Available data →

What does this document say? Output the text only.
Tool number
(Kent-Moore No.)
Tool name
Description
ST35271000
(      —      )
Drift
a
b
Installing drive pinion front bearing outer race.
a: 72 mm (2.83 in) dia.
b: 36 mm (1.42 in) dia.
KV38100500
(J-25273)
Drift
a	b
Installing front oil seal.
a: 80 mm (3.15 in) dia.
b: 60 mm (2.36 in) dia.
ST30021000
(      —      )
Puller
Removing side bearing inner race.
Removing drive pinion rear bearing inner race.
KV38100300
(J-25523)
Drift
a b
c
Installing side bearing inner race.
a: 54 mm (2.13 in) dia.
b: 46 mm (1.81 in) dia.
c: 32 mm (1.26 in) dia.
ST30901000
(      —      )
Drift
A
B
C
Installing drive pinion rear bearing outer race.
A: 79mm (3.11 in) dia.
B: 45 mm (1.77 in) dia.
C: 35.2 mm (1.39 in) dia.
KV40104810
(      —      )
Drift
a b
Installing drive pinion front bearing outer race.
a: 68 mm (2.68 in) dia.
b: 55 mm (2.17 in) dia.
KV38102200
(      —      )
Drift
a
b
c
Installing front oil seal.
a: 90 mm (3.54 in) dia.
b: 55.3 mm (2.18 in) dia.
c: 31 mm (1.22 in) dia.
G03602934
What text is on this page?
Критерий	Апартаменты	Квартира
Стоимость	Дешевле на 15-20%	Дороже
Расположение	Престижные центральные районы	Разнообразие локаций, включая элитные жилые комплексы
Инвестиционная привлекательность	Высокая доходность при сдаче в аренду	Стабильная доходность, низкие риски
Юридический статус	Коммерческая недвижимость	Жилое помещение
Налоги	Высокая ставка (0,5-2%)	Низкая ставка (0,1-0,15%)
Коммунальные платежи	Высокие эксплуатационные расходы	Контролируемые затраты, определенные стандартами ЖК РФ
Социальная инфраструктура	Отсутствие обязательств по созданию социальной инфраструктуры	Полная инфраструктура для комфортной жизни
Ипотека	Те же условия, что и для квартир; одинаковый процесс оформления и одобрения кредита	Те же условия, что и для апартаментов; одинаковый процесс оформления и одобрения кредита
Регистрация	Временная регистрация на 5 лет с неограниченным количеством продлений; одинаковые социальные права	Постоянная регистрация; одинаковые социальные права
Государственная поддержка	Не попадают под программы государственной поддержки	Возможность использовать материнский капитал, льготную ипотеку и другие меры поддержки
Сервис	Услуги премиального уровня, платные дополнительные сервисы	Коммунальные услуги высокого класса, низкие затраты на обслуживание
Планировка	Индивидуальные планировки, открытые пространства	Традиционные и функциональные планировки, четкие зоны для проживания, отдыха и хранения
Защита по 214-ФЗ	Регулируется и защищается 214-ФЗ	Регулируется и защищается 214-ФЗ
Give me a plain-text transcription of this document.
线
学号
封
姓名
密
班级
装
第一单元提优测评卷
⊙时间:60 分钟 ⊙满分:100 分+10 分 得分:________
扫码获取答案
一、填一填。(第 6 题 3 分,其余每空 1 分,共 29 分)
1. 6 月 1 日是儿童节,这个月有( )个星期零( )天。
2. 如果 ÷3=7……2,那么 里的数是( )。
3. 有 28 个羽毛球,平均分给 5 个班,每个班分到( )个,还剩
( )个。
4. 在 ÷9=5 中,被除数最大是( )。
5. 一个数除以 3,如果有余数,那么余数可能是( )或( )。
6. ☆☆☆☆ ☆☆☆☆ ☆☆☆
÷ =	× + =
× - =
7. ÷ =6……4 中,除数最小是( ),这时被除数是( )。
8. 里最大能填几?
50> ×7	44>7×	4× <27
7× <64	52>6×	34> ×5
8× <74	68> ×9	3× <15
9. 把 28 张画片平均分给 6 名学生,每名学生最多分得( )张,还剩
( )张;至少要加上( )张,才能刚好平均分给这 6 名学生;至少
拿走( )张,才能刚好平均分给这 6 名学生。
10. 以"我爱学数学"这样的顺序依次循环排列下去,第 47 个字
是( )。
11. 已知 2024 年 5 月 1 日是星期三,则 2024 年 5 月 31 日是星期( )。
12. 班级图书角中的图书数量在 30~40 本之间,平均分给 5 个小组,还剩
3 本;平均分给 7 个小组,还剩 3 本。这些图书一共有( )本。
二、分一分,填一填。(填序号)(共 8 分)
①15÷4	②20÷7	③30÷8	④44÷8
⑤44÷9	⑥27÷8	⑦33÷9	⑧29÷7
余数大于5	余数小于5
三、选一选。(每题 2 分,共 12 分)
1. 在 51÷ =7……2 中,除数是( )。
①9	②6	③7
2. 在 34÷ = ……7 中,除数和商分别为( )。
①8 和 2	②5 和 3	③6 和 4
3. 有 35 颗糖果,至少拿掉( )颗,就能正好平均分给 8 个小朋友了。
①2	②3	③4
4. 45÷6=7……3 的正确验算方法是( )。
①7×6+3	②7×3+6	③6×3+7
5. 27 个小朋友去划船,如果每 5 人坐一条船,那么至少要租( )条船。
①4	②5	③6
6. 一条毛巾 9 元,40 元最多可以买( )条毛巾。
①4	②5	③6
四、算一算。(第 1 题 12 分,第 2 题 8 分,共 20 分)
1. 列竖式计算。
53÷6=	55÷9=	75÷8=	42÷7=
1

Problem to solve →
Repeat exactly the lines above from the line that contains "Give me a plain-text" through the end. Include both of these ends; leave out everything else.

Solution →
Give me a plain-text transcription of this document.
线
学号
封
姓名
密
班级
装
第一单元提优测评卷
⊙时间:60 分钟 ⊙满分:100 分+10 分 得分:________
扫码获取答案
一、填一填。(第 6 题 3 分,其余每空 1 分,共 29 分)
1. 6 月 1 日是儿童节,这个月有( )个星期零( )天。
2. 如果 ÷3=7……2,那么 里的数是( )。
3. 有 28 个羽毛球,平均分给 5 个班,每个班分到( )个,还剩
( )个。
4. 在 ÷9=5 中,被除数最大是( )。
5. 一个数除以 3,如果有余数,那么余数可能是( )或( )。
6. ☆☆☆☆ ☆☆☆☆ ☆☆☆
÷ =	× + =
× - =
7. ÷ =6……4 中,除数最小是( ),这时被除数是( )。
8. 里最大能填几?
50> ×7	44>7×	4× <27
7× <64	52>6×	34> ×5
8× <74	68> ×9	3× <15
9. 把 28 张画片平均分给 6 名学生,每名学生最多分得( )张,还剩
( )张;至少要加上( )张,才能刚好平均分给这 6 名学生;至少
拿走( )张,才能刚好平均分给这 6 名学生。
10. 以"我爱学数学"这样的顺序依次循环排列下去,第 47 个字
是( )。
11. 已知 2024 年 5 月 1 日是星期三,则 2024 年 5 月 31 日是星期( )。
12. 班级图书角中的图书数量在 30~40 本之间,平均分给 5 个小组,还剩
3 本;平均分给 7 个小组,还剩 3 本。这些图书一共有( )本。
二、分一分,填一填。(填序号)(共 8 分)
①15÷4	②20÷7	③30÷8	④44÷8
⑤44÷9	⑥27÷8	⑦33÷9	⑧29÷7
余数大于5	余数小于5
三、选一选。(每题 2 分,共 12 分)
1. 在 51÷ =7……2 中,除数是( )。
①9	②6	③7
2. 在 34÷ = ……7 中,除数和商分别为( )。
①8 和 2	②5 和 3	③6 和 4
3. 有 35 颗糖果,至少拿掉( )颗,就能正好平均分给 8 个小朋友了。
①2	②3	③4
4. 45÷6=7……3 的正确验算方法是( )。
①7×6+3	②7×3+6	③6×3+7
5. 27 个小朋友去划船,如果每 5 人坐一条船,那么至少要租( )条船。
①4	②5	③6
6. 一条毛巾 9 元,40 元最多可以买( )条毛巾。
①4	②5	③6
四、算一算。(第 1 题 12 分,第 2 题 8 分,共 20 分)
1. 列竖式计算。
53÷6=	55÷9=	75÷8=	42÷7=
1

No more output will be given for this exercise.